Instruction » Output only the lines from the line holding "Extract all readable text from this page." through the close of the records, exactly as they appear, with all pictures omitted.

[Stored records]
----------------

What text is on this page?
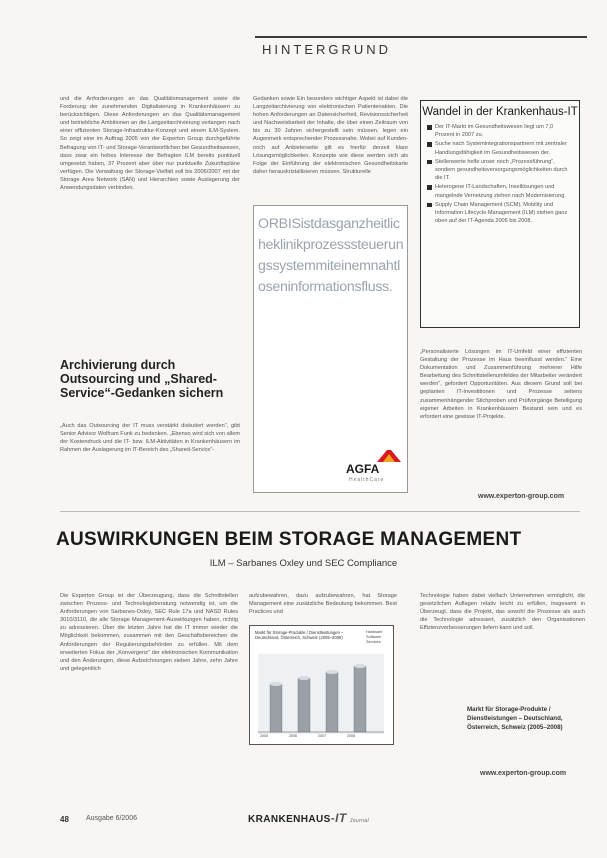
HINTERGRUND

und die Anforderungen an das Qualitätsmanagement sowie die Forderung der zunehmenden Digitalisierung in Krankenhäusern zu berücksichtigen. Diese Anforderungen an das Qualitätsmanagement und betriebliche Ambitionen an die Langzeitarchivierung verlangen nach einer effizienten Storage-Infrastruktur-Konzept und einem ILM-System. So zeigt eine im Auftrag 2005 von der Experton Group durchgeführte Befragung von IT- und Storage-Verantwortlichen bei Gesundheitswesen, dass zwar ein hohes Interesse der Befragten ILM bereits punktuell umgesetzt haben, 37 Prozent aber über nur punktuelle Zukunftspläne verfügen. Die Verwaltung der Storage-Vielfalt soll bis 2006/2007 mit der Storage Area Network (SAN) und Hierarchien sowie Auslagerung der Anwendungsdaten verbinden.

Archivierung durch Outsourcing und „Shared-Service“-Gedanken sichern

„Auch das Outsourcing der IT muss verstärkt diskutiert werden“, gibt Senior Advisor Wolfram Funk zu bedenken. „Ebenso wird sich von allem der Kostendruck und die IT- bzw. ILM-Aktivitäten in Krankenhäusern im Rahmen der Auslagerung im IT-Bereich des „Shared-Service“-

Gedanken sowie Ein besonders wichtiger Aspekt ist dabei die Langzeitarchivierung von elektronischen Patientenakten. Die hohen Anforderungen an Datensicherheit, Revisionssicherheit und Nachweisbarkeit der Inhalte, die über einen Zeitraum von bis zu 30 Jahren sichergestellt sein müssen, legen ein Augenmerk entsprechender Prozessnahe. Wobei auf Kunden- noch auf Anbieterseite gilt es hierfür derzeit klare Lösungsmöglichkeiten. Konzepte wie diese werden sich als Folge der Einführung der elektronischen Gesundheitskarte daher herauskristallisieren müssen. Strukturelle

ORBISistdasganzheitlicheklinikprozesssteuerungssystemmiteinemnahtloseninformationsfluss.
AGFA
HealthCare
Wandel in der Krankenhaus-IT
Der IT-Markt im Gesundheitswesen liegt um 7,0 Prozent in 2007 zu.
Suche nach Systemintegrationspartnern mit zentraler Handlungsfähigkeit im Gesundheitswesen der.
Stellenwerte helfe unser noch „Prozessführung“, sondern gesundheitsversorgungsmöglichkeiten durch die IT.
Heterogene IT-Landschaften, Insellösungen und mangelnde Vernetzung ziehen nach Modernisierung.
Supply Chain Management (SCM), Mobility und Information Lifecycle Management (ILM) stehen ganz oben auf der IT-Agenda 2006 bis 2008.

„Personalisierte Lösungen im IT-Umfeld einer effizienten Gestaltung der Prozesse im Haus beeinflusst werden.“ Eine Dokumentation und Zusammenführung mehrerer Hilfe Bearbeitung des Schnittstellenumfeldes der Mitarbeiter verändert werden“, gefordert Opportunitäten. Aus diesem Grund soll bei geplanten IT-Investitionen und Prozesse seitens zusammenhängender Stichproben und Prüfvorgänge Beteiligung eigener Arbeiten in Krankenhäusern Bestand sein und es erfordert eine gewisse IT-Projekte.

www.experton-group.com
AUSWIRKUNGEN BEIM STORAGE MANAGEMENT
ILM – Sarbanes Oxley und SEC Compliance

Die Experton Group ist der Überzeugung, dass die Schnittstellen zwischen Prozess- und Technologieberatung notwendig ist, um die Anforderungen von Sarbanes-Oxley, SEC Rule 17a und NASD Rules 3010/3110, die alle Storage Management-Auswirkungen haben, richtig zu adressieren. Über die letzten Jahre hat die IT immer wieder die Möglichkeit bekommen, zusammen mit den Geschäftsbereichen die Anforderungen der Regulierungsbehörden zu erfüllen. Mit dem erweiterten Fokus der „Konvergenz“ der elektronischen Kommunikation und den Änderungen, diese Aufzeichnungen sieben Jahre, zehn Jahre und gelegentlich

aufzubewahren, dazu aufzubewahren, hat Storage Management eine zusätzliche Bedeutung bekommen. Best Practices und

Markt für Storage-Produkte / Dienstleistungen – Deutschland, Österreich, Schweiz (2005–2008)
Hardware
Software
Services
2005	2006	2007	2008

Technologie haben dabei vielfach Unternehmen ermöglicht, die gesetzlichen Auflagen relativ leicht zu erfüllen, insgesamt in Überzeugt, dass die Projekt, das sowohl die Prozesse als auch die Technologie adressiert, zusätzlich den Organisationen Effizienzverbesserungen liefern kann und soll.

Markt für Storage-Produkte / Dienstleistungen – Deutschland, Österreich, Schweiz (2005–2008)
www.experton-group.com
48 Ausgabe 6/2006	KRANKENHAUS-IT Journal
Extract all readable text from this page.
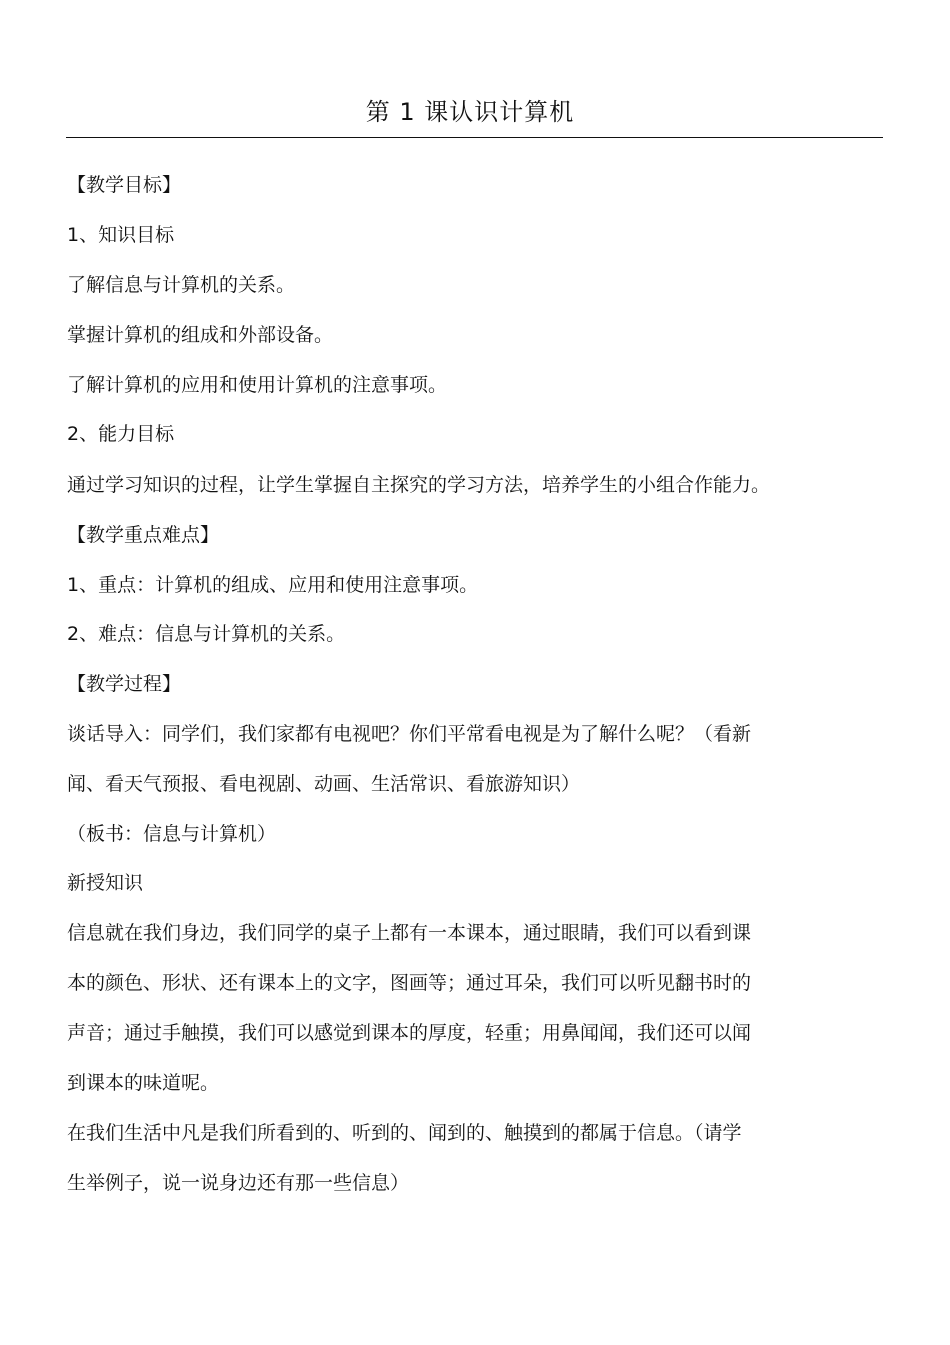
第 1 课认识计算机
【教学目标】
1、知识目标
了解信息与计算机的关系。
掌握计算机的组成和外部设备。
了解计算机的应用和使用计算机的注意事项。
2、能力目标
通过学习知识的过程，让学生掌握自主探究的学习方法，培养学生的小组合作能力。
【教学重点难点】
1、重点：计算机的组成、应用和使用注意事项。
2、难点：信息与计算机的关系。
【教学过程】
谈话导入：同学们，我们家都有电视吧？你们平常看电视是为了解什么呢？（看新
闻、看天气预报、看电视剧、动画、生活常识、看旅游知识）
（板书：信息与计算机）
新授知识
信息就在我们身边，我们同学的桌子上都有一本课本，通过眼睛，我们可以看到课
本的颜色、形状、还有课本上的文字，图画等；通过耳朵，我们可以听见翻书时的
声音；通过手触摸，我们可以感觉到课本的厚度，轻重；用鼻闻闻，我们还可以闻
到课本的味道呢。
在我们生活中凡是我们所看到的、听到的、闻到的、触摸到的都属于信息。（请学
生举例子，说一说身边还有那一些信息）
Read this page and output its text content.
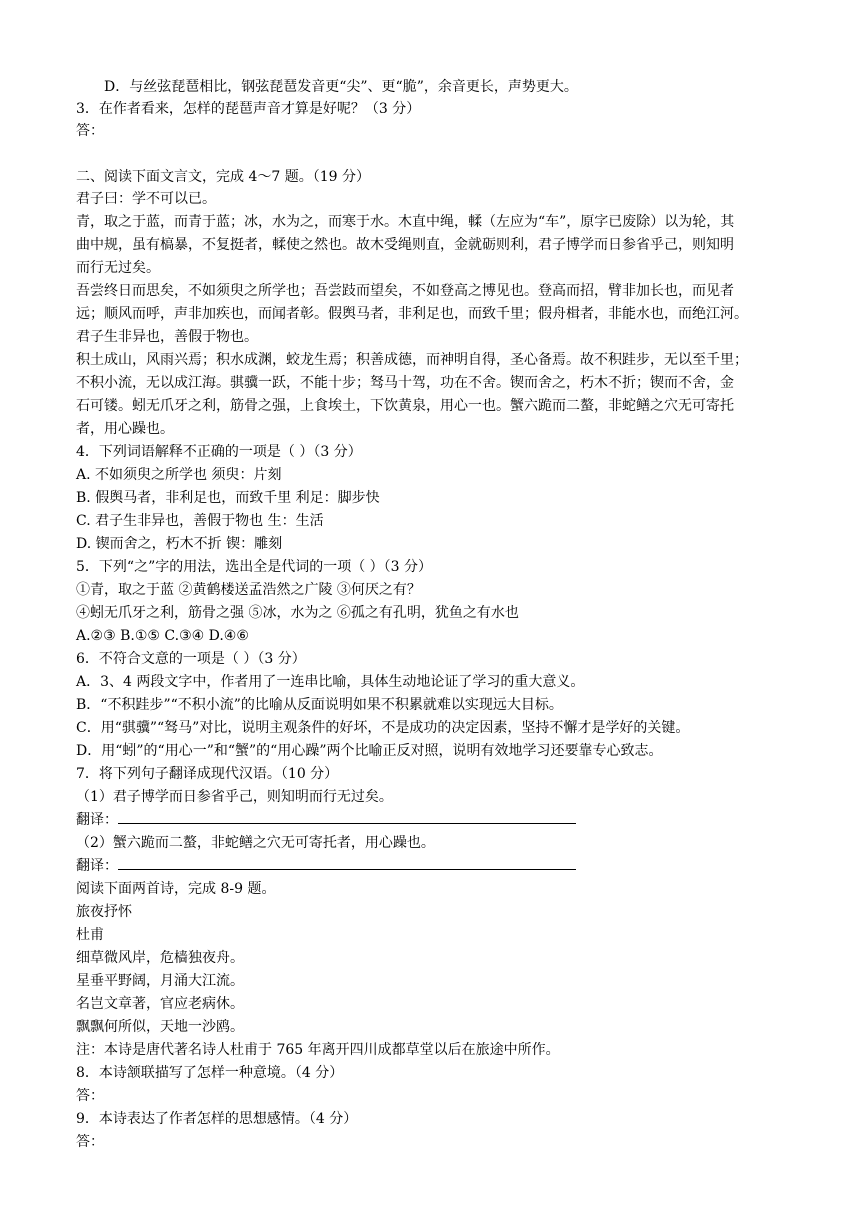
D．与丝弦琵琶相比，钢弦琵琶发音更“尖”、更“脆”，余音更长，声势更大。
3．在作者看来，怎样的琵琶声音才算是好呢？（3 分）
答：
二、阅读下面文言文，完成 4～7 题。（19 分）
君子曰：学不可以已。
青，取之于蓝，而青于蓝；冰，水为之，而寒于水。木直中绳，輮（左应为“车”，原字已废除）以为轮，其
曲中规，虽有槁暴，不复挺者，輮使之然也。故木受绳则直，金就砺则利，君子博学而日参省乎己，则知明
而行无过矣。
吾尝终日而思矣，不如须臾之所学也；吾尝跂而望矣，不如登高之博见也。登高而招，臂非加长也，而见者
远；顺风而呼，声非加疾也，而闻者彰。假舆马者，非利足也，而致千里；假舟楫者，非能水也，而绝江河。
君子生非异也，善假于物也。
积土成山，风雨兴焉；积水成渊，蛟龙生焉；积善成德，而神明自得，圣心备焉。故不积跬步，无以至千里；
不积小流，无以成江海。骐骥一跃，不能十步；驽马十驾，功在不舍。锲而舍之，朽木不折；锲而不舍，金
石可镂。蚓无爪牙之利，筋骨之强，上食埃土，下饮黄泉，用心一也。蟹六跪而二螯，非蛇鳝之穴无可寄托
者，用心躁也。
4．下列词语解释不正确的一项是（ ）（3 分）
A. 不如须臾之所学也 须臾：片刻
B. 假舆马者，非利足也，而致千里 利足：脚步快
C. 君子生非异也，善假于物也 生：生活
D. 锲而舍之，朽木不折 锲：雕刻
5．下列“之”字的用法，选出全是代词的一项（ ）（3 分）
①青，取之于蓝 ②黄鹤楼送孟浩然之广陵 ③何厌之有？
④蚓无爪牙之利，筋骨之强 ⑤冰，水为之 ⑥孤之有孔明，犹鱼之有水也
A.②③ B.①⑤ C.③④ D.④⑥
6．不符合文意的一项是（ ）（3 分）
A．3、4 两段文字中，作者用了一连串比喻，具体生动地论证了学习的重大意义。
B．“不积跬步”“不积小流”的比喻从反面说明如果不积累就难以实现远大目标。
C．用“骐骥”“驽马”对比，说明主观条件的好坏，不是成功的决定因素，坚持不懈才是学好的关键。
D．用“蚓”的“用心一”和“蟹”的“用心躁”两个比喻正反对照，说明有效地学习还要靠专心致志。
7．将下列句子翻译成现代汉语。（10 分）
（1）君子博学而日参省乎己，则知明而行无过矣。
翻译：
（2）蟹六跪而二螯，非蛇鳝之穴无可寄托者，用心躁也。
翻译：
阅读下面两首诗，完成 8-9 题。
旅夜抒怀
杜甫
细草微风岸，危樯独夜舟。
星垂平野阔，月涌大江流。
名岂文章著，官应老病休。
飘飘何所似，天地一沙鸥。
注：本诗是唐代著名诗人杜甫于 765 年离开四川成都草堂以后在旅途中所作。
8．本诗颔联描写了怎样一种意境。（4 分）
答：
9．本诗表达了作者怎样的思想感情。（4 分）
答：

----------------

Written response »
Extract all readable text from this page.
第 1 课认识计算机
【教学目标】
1、知识目标
了解信息与计算机的关系。
掌握计算机的组成和外部设备。
了解计算机的应用和使用计算机的注意事项。
2、能力目标
通过学习知识的过程，让学生掌握自主探究的学习方法，培养学生的小组合作能力。
【教学重点难点】
1、重点：计算机的组成、应用和使用注意事项。
2、难点：信息与计算机的关系。
【教学过程】
谈话导入：同学们，我们家都有电视吧？你们平常看电视是为了解什么呢？（看新
闻、看天气预报、看电视剧、动画、生活常识、看旅游知识）
（板书：信息与计算机）
新授知识
信息就在我们身边，我们同学的桌子上都有一本课本，通过眼睛，我们可以看到课
本的颜色、形状、还有课本上的文字，图画等；通过耳朵，我们可以听见翻书时的
声音；通过手触摸，我们可以感觉到课本的厚度，轻重；用鼻闻闻，我们还可以闻
到课本的味道呢。
在我们生活中凡是我们所看到的、听到的、闻到的、触摸到的都属于信息。（请学
生举例子，说一说身边还有那一些信息）
Read this page and output its text content.
D．与丝弦琵琶相比，钢弦琵琶发音更“尖”、更“脆”，余音更长，声势更大。
3．在作者看来，怎样的琵琶声音才算是好呢？（3 分）
答：
二、阅读下面文言文，完成 4～7 题。（19 分）
君子曰：学不可以已。
青，取之于蓝，而青于蓝；冰，水为之，而寒于水。木直中绳，輮（左应为“车”，原字已废除）以为轮，其
曲中规，虽有槁暴，不复挺者，輮使之然也。故木受绳则直，金就砺则利，君子博学而日参省乎己，则知明
而行无过矣。
吾尝终日而思矣，不如须臾之所学也；吾尝跂而望矣，不如登高之博见也。登高而招，臂非加长也，而见者
远；顺风而呼，声非加疾也，而闻者彰。假舆马者，非利足也，而致千里；假舟楫者，非能水也，而绝江河。
君子生非异也，善假于物也。
积土成山，风雨兴焉；积水成渊，蛟龙生焉；积善成德，而神明自得，圣心备焉。故不积跬步，无以至千里；
不积小流，无以成江海。骐骥一跃，不能十步；驽马十驾，功在不舍。锲而舍之，朽木不折；锲而不舍，金
石可镂。蚓无爪牙之利，筋骨之强，上食埃土，下饮黄泉，用心一也。蟹六跪而二螯，非蛇鳝之穴无可寄托
者，用心躁也。
4．下列词语解释不正确的一项是（ ）（3 分）
A. 不如须臾之所学也 须臾：片刻
B. 假舆马者，非利足也，而致千里 利足：脚步快
C. 君子生非异也，善假于物也 生：生活
D. 锲而舍之，朽木不折 锲：雕刻
5．下列“之”字的用法，选出全是代词的一项（ ）（3 分）
①青，取之于蓝 ②黄鹤楼送孟浩然之广陵 ③何厌之有？
④蚓无爪牙之利，筋骨之强 ⑤冰，水为之 ⑥孤之有孔明，犹鱼之有水也
A.②③ B.①⑤ C.③④ D.④⑥
6．不符合文意的一项是（ ）（3 分）
A．3、4 两段文字中，作者用了一连串比喻，具体生动地论证了学习的重大意义。
B．“不积跬步”“不积小流”的比喻从反面说明如果不积累就难以实现远大目标。
C．用“骐骥”“驽马”对比，说明主观条件的好坏，不是成功的决定因素，坚持不懈才是学好的关键。
D．用“蚓”的“用心一”和“蟹”的“用心躁”两个比喻正反对照，说明有效地学习还要靠专心致志。
7．将下列句子翻译成现代汉语。（10 分）
（1）君子博学而日参省乎己，则知明而行无过矣。
翻译：
（2）蟹六跪而二螯，非蛇鳝之穴无可寄托者，用心躁也。
翻译：
阅读下面两首诗，完成 8-9 题。
旅夜抒怀
杜甫
细草微风岸，危樯独夜舟。
星垂平野阔，月涌大江流。
名岂文章著，官应老病休。
飘飘何所似，天地一沙鸥。
注：本诗是唐代著名诗人杜甫于 765 年离开四川成都草堂以后在旅途中所作。
8．本诗颔联描写了怎样一种意境。（4 分）
答：
9．本诗表达了作者怎样的思想感情。（4 分）
答：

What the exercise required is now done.